== WHAT THIS TASK INVOLVES ==
State the number of lines that contain "Липецкая", with no other text.

== Data listing ==
┄┄┄┄┄┄┄┄┄┄┄┄┄┄┄┄┄┄┄┄

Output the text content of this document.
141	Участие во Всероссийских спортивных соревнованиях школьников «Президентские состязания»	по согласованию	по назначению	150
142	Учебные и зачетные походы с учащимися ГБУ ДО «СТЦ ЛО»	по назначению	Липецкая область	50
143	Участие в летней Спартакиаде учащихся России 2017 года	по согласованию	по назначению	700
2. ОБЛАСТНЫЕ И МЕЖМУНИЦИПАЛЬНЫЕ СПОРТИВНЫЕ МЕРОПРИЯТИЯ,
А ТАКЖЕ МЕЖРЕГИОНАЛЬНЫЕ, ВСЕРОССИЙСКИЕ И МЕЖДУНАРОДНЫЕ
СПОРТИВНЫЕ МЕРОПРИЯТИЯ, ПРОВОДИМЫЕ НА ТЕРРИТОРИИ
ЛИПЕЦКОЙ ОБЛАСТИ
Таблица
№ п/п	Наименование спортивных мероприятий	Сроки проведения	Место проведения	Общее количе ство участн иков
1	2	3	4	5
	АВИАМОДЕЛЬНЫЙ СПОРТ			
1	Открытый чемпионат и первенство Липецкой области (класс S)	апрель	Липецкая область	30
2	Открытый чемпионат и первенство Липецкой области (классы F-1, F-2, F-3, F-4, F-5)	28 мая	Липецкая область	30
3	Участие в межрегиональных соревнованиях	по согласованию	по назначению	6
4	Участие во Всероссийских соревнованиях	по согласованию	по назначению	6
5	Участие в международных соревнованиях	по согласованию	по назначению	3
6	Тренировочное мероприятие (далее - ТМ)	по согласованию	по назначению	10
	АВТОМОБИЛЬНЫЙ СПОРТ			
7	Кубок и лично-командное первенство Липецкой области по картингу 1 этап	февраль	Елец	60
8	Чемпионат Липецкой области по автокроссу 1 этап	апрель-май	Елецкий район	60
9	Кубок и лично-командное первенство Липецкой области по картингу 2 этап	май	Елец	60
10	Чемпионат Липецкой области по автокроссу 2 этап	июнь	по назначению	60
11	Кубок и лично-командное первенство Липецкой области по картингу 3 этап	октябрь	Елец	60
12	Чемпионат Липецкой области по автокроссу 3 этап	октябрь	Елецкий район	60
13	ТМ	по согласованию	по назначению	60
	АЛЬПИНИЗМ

┄┄┄┄┄┄┄┄┄┄┄┄┄┄┄┄┄┄┄┄

== SOLUTION FOR THIS EXERCISE ==
3